__Aim__: Would you extract the whole listing below and retype it exactly?
** Begin Entries **
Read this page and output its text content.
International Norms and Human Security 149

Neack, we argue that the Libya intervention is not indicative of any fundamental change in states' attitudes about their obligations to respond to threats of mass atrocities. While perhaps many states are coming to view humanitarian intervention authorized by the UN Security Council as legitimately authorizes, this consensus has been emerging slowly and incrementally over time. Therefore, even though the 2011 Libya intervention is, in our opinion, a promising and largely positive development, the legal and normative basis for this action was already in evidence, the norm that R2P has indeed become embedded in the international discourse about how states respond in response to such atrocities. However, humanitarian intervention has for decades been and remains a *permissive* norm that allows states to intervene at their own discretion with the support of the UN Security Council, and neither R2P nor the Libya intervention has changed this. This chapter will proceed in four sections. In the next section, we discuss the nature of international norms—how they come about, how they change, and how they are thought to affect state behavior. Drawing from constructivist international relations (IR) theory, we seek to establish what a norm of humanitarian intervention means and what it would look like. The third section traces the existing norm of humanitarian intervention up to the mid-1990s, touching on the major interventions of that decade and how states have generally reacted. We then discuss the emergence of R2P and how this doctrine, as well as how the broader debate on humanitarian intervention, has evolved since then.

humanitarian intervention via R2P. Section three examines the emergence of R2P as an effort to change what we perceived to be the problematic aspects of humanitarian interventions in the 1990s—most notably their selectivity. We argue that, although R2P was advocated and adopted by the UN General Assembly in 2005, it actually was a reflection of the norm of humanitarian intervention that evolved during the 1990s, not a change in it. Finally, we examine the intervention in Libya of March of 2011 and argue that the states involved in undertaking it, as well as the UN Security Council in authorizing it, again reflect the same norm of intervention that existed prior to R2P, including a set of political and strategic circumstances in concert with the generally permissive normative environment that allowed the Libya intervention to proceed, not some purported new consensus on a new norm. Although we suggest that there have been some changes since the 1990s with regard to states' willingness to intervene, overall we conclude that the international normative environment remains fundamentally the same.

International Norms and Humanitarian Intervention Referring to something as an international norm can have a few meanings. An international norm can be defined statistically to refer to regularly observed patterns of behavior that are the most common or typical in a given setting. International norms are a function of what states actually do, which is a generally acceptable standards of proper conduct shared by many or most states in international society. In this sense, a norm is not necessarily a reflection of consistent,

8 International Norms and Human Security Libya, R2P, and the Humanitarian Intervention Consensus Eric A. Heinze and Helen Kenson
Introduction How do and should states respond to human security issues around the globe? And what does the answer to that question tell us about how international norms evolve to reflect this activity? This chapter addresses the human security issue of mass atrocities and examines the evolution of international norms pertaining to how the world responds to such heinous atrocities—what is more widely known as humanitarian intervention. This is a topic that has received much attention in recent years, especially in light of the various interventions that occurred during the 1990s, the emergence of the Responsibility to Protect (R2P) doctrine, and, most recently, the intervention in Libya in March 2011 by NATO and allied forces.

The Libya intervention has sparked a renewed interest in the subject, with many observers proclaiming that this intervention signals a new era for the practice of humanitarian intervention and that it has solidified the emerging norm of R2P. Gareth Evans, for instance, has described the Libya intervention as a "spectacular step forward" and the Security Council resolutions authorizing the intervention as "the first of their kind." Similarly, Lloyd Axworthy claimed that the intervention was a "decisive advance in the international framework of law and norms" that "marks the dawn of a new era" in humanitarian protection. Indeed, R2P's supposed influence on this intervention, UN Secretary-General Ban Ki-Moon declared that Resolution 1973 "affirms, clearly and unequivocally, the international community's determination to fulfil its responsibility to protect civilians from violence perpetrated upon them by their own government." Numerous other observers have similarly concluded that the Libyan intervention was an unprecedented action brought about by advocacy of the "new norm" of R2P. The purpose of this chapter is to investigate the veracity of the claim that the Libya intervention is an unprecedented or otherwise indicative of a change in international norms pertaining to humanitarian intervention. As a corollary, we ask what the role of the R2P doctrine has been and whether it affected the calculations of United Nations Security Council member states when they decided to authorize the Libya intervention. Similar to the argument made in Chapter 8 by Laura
** End Entries **
__Complete answer__:
Read this page and output its text content.
International Norms and Human Security 149

Neack, we argue that the Libya intervention is not indicative of any fundamental change in states' attitudes about their obligations to respond to threats of mass atrocities. While perhaps many states are coming to view humanitarian intervention authorized by the UN Security Council as legitimately authorizes, this consensus has been emerging slowly and incrementally over time. Therefore, even though the 2011 Libya intervention is, in our opinion, a promising and largely positive development, the legal and normative basis for this action was already in evidence, the norm that R2P has indeed become embedded in the international discourse about how states respond in response to such atrocities. However, humanitarian intervention has for decades been and remains a *permissive* norm that allows states to intervene at their own discretion with the support of the UN Security Council, and neither R2P nor the Libya intervention has changed this. This chapter will proceed in four sections. In the next section, we discuss the nature of international norms—how they come about, how they change, and how they are thought to affect state behavior. Drawing from constructivist international relations (IR) theory, we seek to establish what a norm of humanitarian intervention means and what it would look like. The third section traces the existing norm of humanitarian intervention up to the mid-1990s, touching on the major interventions of that decade and how states have generally reacted. We then discuss the emergence of R2P and how this doctrine, as well as how the broader debate on humanitarian intervention, has evolved since then.

humanitarian intervention via R2P. Section three examines the emergence of R2P as an effort to change what we perceived to be the problematic aspects of humanitarian interventions in the 1990s—most notably their selectivity. We argue that, although R2P was advocated and adopted by the UN General Assembly in 2005, it actually was a reflection of the norm of humanitarian intervention that evolved during the 1990s, not a change in it. Finally, we examine the intervention in Libya of March of 2011 and argue that the states involved in undertaking it, as well as the UN Security Council in authorizing it, again reflect the same norm of intervention that existed prior to R2P, including a set of political and strategic circumstances in concert with the generally permissive normative environment that allowed the Libya intervention to proceed, not some purported new consensus on a new norm. Although we suggest that there have been some changes since the 1990s with regard to states' willingness to intervene, overall we conclude that the international normative environment remains fundamentally the same.

International Norms and Humanitarian Intervention Referring to something as an international norm can have a few meanings. An international norm can be defined statistically to refer to regularly observed patterns of behavior that are the most common or typical in a given setting. International norms are a function of what states actually do, which is a generally acceptable standards of proper conduct shared by many or most states in international society. In this sense, a norm is not necessarily a reflection of consistent,

8 International Norms and Human Security Libya, R2P, and the Humanitarian Intervention Consensus Eric A. Heinze and Helen Kenson
Introduction How do and should states respond to human security issues around the globe? And what does the answer to that question tell us about how international norms evolve to reflect this activity? This chapter addresses the human security issue of mass atrocities and examines the evolution of international norms pertaining to how the world responds to such heinous atrocities—what is more widely known as humanitarian intervention. This is a topic that has received much attention in recent years, especially in light of the various interventions that occurred during the 1990s, the emergence of the Responsibility to Protect (R2P) doctrine, and, most recently, the intervention in Libya in March 2011 by NATO and allied forces.

The Libya intervention has sparked a renewed interest in the subject, with many observers proclaiming that this intervention signals a new era for the practice of humanitarian intervention and that it has solidified the emerging norm of R2P. Gareth Evans, for instance, has described the Libya intervention as a "spectacular step forward" and the Security Council resolutions authorizing the intervention as "the first of their kind." Similarly, Lloyd Axworthy claimed that the intervention was a "decisive advance in the international framework of law and norms" that "marks the dawn of a new era" in humanitarian protection. Indeed, R2P's supposed influence on this intervention, UN Secretary-General Ban Ki-Moon declared that Resolution 1973 "affirms, clearly and unequivocally, the international community's determination to fulfil its responsibility to protect civilians from violence perpetrated upon them by their own government." Numerous other observers have similarly concluded that the Libyan intervention was an unprecedented action brought about by advocacy of the "new norm" of R2P. The purpose of this chapter is to investigate the veracity of the claim that the Libya intervention is an unprecedented or otherwise indicative of a change in international norms pertaining to humanitarian intervention. As a corollary, we ask what the role of the R2P doctrine has been and whether it affected the calculations of United Nations Security Council member states when they decided to authorize the Libya intervention. Similar to the argument made in Chapter 8 by Laura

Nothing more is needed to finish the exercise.